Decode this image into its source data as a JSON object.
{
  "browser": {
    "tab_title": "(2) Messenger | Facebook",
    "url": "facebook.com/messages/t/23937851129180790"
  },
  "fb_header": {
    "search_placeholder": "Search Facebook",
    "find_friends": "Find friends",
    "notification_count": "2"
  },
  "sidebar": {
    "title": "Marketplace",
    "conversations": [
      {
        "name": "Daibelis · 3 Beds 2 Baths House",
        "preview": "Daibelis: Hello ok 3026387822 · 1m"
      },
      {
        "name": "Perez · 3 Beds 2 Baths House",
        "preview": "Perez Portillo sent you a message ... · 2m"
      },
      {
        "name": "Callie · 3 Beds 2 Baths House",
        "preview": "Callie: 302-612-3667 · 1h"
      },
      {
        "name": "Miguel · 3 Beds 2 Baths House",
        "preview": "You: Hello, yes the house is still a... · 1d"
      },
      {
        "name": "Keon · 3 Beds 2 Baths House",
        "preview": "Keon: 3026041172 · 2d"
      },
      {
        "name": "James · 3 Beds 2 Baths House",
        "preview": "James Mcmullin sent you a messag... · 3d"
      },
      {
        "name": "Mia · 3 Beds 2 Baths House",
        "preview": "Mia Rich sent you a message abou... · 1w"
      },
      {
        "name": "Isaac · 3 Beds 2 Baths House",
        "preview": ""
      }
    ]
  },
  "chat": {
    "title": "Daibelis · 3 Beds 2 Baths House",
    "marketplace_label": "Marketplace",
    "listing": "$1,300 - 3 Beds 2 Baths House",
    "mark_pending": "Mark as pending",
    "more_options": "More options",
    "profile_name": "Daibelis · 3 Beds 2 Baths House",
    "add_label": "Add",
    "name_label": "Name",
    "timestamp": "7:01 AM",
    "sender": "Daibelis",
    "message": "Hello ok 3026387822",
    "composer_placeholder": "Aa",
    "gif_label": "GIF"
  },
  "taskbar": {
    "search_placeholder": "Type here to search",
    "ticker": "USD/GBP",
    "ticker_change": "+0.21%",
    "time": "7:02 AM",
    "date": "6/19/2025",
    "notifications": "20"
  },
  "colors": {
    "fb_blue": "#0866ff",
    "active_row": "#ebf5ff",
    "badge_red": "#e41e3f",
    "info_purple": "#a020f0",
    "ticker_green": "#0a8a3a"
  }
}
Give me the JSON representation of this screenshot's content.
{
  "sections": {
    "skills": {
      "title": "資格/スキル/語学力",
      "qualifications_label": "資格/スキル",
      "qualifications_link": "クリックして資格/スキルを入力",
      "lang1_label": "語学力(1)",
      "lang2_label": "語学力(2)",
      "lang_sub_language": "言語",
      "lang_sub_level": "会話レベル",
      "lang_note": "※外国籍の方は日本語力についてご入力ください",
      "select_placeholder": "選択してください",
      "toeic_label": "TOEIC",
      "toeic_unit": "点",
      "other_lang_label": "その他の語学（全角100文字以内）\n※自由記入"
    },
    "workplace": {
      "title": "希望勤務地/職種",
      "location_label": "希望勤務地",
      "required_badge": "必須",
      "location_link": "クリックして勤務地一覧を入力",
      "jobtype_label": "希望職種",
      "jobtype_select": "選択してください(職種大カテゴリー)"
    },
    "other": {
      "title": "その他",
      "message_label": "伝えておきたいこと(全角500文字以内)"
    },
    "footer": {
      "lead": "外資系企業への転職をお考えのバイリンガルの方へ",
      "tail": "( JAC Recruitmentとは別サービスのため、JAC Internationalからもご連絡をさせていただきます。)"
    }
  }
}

● YOUR TASK
Select all lines with the word "Daibelis" from the entries above.

● PROBLEM SOLUTION
        "name": "Daibelis · 3 Beds 2 Baths House",
        "preview": "Daibelis: Hello ok 3026387822 · 1m"
    "title": "Daibelis · 3 Beds 2 Baths House",
    "profile_name": "Daibelis · 3 Beds 2 Baths House",
    "sender": "Daibelis",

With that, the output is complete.